Quote the records in full and leave their pictures out.
------ Stored rows
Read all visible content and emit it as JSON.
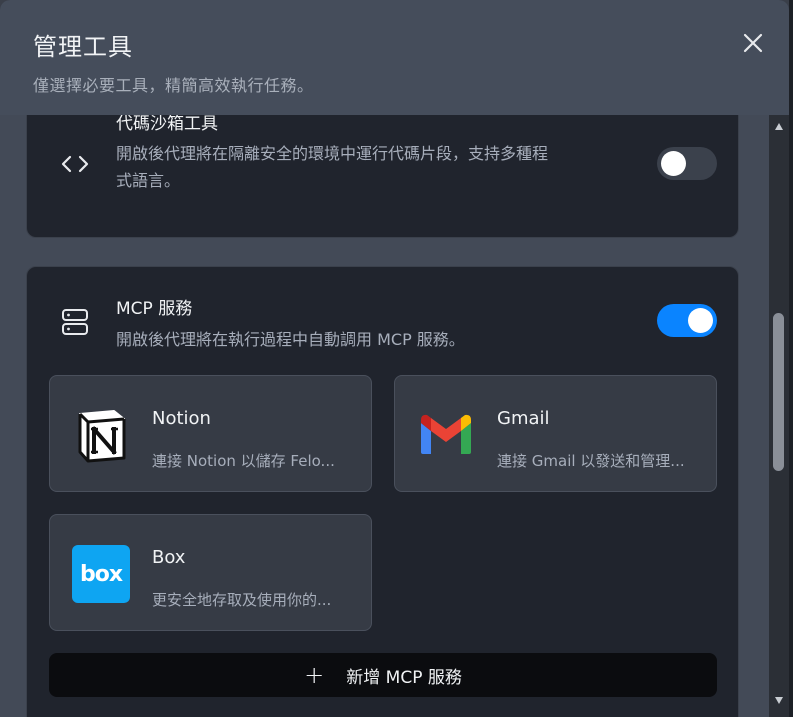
{
  "dialog": {
    "title": "管理工具",
    "subtitle": "僅選擇必要工具，精簡高效執行任務。"
  },
  "tools": {
    "code_sandbox": {
      "name": "代碼沙箱工具",
      "desc_line1": "開啟後代理將在隔離安全的環境中運行代碼片段，支持多種程",
      "desc_line2": "式語言。",
      "enabled": false,
      "icon": "code-brackets-icon"
    },
    "mcp": {
      "name": "MCP 服務",
      "desc": "開啟後代理將在執行過程中自動調用 MCP 服務。",
      "enabled": true,
      "icon": "server-icon",
      "services": [
        {
          "name": "Notion",
          "desc": "連接 Notion 以儲存 Felo...",
          "icon": "notion-logo"
        },
        {
          "name": "Gmail",
          "desc": "連接 Gmail 以發送和管理...",
          "icon": "gmail-logo"
        },
        {
          "name": "Box",
          "desc": "更安全地存取及使用你的...",
          "icon": "box-logo"
        }
      ],
      "add_label": "新增 MCP 服務",
      "add_icon_text": "+"
    }
  },
  "box_logo_text": "box",
  "colors": {
    "accent": "#0a84ff",
    "card_bg": "#20242d",
    "header_bg": "#454d5b",
    "box_blue": "#0ea5f2"
  }
}
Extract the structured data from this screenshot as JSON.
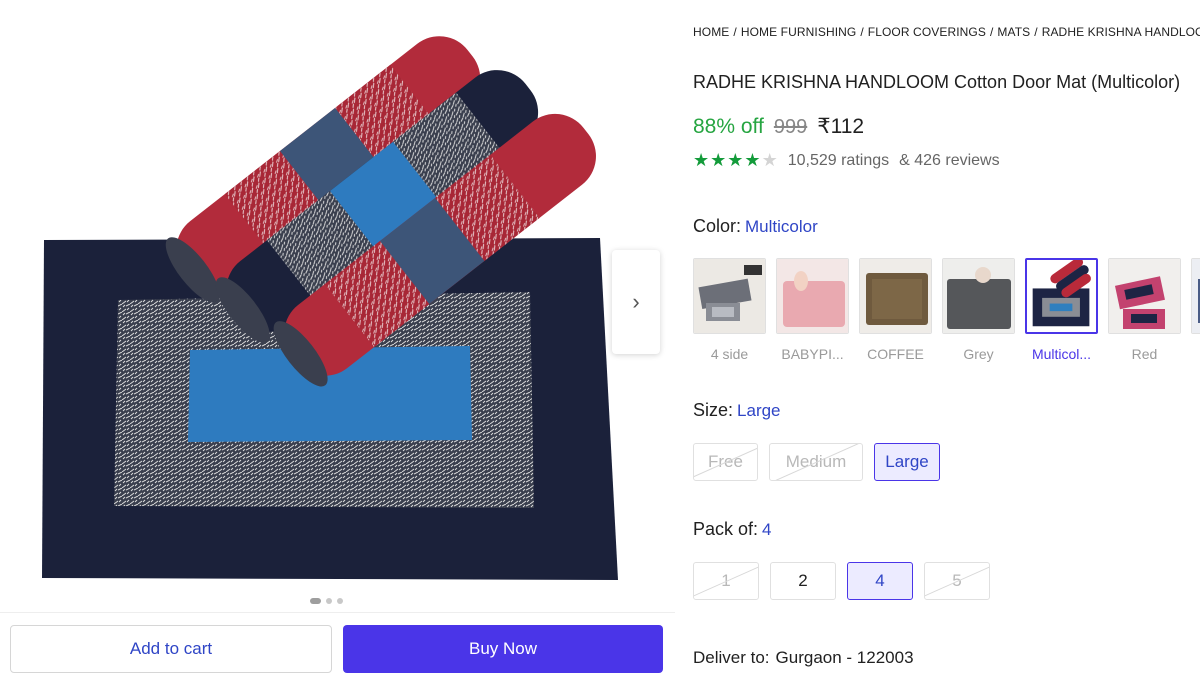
{
  "breadcrumb": [
    "HOME",
    "HOME FURNISHING",
    "FLOOR COVERINGS",
    "MATS",
    "RADHE KRISHNA HANDLOOM MATS"
  ],
  "product": {
    "title": "RADHE KRISHNA HANDLOOM Cotton Door Mat (Multicolor)",
    "discount": "88% off",
    "mrp": "999",
    "price": "₹112",
    "rating_stars": 4,
    "ratings_text": "10,529 ratings",
    "reviews_text": "& 426 reviews"
  },
  "color": {
    "label": "Color:",
    "selected": "Multicolor",
    "options": [
      {
        "label": "4 side"
      },
      {
        "label": "BABYPI..."
      },
      {
        "label": "COFFEE"
      },
      {
        "label": "Grey"
      },
      {
        "label": "Multicol..."
      },
      {
        "label": "Red"
      },
      {
        "label": ""
      }
    ],
    "swatch_colors": {
      "pink": "#e9a9b0",
      "coffee": "#6f5a3e",
      "grey": "#55575a",
      "navy": "#1d2444",
      "red": "#b92a3a",
      "blue": "#2f7fbf"
    }
  },
  "size": {
    "label": "Size:",
    "selected": "Large",
    "options": [
      {
        "label": "Free",
        "state": "disabled"
      },
      {
        "label": "Medium",
        "state": "disabled"
      },
      {
        "label": "Large",
        "state": "selected"
      }
    ]
  },
  "pack": {
    "label": "Pack of:",
    "selected": "4",
    "options": [
      {
        "label": "1",
        "state": "disabled"
      },
      {
        "label": "2",
        "state": "normal"
      },
      {
        "label": "4",
        "state": "selected"
      },
      {
        "label": "5",
        "state": "disabled"
      }
    ]
  },
  "deliver": {
    "label": "Deliver to:",
    "location": "Gurgaon - 122003"
  },
  "actions": {
    "add_to_cart": "Add to cart",
    "buy_now": "Buy Now"
  },
  "gallery": {
    "next_icon": "chevron-right-icon",
    "image_count": 3,
    "active_index": 0
  },
  "theme": {
    "accent": "#4a35e8",
    "link": "#2f45c6",
    "discount_green": "#26a541",
    "star_green": "#139b3a"
  }
}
------------
__Answer to this problem__.
Read all visible content and emit it as JSON.
{
  "dialog": {
    "title": "管理工具",
    "subtitle": "僅選擇必要工具，精簡高效執行任務。"
  },
  "tools": {
    "code_sandbox": {
      "name": "代碼沙箱工具",
      "desc_line1": "開啟後代理將在隔離安全的環境中運行代碼片段，支持多種程",
      "desc_line2": "式語言。",
      "enabled": false,
      "icon": "code-brackets-icon"
    },
    "mcp": {
      "name": "MCP 服務",
      "desc": "開啟後代理將在執行過程中自動調用 MCP 服務。",
      "enabled": true,
      "icon": "server-icon",
      "services": [
        {
          "name": "Notion",
          "desc": "連接 Notion 以儲存 Felo...",
          "icon": "notion-logo"
        },
        {
          "name": "Gmail",
          "desc": "連接 Gmail 以發送和管理...",
          "icon": "gmail-logo"
        },
        {
          "name": "Box",
          "desc": "更安全地存取及使用你的...",
          "icon": "box-logo"
        }
      ],
      "add_label": "新增 MCP 服務",
      "add_icon_text": "+"
    }
  },
  "box_logo_text": "box",
  "colors": {
    "accent": "#0a84ff",
    "card_bg": "#20242d",
    "header_bg": "#454d5b",
    "box_blue": "#0ea5f2"
  }
}
Extract the structured data from this screenshot as JSON.
{
  "breadcrumb": [
    "HOME",
    "HOME FURNISHING",
    "FLOOR COVERINGS",
    "MATS",
    "RADHE KRISHNA HANDLOOM MATS"
  ],
  "product": {
    "title": "RADHE KRISHNA HANDLOOM Cotton Door Mat (Multicolor)",
    "discount": "88% off",
    "mrp": "999",
    "price": "₹112",
    "rating_stars": 4,
    "ratings_text": "10,529 ratings",
    "reviews_text": "& 426 reviews"
  },
  "color": {
    "label": "Color:",
    "selected": "Multicolor",
    "options": [
      {
        "label": "4 side"
      },
      {
        "label": "BABYPI..."
      },
      {
        "label": "COFFEE"
      },
      {
        "label": "Grey"
      },
      {
        "label": "Multicol..."
      },
      {
        "label": "Red"
      },
      {
        "label": ""
      }
    ],
    "swatch_colors": {
      "pink": "#e9a9b0",
      "coffee": "#6f5a3e",
      "grey": "#55575a",
      "navy": "#1d2444",
      "red": "#b92a3a",
      "blue": "#2f7fbf"
    }
  },
  "size": {
    "label": "Size:",
    "selected": "Large",
    "options": [
      {
        "label": "Free",
        "state": "disabled"
      },
      {
        "label": "Medium",
        "state": "disabled"
      },
      {
        "label": "Large",
        "state": "selected"
      }
    ]
  },
  "pack": {
    "label": "Pack of:",
    "selected": "4",
    "options": [
      {
        "label": "1",
        "state": "disabled"
      },
      {
        "label": "2",
        "state": "normal"
      },
      {
        "label": "4",
        "state": "selected"
      },
      {
        "label": "5",
        "state": "disabled"
      }
    ]
  },
  "deliver": {
    "label": "Deliver to:",
    "location": "Gurgaon - 122003"
  },
  "actions": {
    "add_to_cart": "Add to cart",
    "buy_now": "Buy Now"
  },
  "gallery": {
    "next_icon": "chevron-right-icon",
    "image_count": 3,
    "active_index": 0
  },
  "theme": {
    "accent": "#4a35e8",
    "link": "#2f45c6",
    "discount_green": "#26a541",
    "star_green": "#139b3a"
  }
}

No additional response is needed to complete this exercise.